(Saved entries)

§

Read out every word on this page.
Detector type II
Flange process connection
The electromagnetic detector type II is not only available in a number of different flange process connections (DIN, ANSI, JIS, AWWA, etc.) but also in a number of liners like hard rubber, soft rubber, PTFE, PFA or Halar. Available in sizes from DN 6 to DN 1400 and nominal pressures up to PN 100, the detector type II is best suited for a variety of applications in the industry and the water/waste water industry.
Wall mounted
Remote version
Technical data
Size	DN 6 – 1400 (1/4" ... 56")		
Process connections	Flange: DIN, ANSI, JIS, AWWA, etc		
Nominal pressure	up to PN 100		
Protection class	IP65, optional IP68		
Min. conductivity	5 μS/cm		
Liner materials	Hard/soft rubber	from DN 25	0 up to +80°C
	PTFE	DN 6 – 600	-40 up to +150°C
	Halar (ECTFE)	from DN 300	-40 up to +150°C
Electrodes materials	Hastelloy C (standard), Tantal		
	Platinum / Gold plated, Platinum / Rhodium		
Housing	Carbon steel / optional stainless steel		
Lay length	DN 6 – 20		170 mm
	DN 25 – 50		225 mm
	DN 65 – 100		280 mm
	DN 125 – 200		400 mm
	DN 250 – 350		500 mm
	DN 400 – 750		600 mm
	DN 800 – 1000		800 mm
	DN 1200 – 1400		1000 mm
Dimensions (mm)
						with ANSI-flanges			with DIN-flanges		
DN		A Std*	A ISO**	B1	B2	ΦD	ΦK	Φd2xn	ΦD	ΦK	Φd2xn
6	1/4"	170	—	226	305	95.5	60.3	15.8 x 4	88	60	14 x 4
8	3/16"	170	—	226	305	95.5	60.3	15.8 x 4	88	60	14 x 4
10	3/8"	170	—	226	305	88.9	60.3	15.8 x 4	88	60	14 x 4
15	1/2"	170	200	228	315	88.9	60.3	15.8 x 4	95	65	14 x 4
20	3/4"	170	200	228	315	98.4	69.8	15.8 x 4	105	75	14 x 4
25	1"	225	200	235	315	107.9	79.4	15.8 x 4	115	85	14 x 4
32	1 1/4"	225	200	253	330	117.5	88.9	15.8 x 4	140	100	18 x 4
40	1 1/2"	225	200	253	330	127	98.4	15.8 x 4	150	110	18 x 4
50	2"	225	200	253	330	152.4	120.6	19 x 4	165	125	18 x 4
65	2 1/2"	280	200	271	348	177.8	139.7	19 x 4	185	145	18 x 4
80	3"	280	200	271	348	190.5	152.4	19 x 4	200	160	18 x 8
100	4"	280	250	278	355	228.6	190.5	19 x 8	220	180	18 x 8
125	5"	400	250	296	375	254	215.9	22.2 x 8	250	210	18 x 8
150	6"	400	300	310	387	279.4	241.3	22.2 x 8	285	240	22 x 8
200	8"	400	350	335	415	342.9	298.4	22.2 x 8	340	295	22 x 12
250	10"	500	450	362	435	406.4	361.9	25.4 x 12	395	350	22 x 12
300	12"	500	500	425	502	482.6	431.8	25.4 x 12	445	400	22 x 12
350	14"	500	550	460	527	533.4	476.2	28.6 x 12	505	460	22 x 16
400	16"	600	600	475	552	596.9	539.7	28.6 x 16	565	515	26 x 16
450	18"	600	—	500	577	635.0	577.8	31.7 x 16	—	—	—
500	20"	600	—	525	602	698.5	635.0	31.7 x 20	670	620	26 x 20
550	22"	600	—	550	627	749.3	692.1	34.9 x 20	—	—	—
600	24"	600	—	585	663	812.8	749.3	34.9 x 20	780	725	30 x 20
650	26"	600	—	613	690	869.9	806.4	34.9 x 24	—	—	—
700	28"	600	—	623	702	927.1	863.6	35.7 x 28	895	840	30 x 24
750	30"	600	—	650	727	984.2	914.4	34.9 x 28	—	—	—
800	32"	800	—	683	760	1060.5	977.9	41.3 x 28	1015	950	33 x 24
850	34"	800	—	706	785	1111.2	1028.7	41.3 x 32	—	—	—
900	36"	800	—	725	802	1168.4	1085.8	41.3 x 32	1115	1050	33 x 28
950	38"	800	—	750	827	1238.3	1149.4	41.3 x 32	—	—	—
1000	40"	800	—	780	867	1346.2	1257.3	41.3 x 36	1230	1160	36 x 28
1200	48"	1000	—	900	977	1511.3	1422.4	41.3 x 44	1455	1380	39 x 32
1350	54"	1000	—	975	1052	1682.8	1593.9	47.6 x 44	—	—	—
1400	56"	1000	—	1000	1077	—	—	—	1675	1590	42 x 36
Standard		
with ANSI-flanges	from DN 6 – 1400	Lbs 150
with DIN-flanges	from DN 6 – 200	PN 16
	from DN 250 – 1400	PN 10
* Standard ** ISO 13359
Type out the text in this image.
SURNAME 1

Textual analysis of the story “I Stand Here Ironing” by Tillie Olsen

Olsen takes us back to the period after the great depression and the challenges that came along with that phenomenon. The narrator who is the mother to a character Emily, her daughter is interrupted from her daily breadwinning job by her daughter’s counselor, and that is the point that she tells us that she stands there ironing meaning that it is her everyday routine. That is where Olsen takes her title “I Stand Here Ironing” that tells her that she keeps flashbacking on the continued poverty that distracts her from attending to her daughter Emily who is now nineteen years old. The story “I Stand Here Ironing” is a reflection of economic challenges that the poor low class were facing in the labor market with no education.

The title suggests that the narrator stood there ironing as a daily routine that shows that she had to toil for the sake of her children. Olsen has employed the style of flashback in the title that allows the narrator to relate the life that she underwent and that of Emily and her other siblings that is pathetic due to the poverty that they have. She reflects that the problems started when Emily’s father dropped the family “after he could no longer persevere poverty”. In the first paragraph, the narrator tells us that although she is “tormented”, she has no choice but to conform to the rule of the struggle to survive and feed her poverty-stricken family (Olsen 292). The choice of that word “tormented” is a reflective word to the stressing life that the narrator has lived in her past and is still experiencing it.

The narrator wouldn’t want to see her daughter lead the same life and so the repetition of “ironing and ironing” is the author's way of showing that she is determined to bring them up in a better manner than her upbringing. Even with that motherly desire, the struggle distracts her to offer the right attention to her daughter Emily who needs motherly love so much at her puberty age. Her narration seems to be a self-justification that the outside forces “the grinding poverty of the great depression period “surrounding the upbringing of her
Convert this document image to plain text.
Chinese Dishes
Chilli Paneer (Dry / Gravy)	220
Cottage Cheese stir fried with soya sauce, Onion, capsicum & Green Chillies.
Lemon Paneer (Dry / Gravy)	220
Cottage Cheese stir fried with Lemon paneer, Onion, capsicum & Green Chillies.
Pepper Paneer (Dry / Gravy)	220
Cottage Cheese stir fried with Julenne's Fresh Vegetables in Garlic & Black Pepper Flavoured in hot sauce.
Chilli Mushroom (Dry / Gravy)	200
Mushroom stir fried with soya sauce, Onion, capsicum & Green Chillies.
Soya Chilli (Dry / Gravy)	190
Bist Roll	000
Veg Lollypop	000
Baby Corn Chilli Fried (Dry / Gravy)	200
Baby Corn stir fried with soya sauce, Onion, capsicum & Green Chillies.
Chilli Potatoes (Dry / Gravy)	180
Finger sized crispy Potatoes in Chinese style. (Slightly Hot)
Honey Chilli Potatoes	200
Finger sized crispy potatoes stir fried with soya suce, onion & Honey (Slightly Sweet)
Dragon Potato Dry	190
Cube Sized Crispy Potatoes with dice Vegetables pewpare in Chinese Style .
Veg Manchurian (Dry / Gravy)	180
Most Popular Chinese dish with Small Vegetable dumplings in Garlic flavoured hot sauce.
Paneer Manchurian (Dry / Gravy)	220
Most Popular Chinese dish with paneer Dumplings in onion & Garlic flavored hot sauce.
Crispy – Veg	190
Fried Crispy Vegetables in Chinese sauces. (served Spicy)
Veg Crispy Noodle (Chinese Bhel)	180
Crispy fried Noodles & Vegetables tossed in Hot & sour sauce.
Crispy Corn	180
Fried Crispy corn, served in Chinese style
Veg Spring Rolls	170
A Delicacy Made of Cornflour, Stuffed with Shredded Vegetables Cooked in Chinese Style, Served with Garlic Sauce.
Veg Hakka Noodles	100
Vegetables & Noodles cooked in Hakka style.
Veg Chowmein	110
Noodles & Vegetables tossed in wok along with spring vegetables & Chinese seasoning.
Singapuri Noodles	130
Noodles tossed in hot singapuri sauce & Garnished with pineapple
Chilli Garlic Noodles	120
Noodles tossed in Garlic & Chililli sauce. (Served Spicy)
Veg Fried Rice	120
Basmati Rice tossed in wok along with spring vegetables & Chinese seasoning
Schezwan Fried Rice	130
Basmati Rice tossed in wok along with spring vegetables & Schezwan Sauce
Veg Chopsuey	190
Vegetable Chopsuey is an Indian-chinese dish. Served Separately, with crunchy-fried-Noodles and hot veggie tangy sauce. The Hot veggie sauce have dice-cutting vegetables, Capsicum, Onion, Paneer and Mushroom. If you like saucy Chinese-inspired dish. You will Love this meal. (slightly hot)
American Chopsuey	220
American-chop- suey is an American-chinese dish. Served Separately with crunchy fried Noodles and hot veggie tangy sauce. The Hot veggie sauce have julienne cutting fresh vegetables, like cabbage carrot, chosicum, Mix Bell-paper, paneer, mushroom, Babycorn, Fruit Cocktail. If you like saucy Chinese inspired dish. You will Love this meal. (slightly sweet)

§

[What the task asks] Look through the entries above; copy each line where the string "Spicy" appears.

[Full solution]
Fried Crispy Vegetables in Chinese sauces. (served Spicy)
Noodles tossed in Garlic & Chililli sauce. (Served Spicy)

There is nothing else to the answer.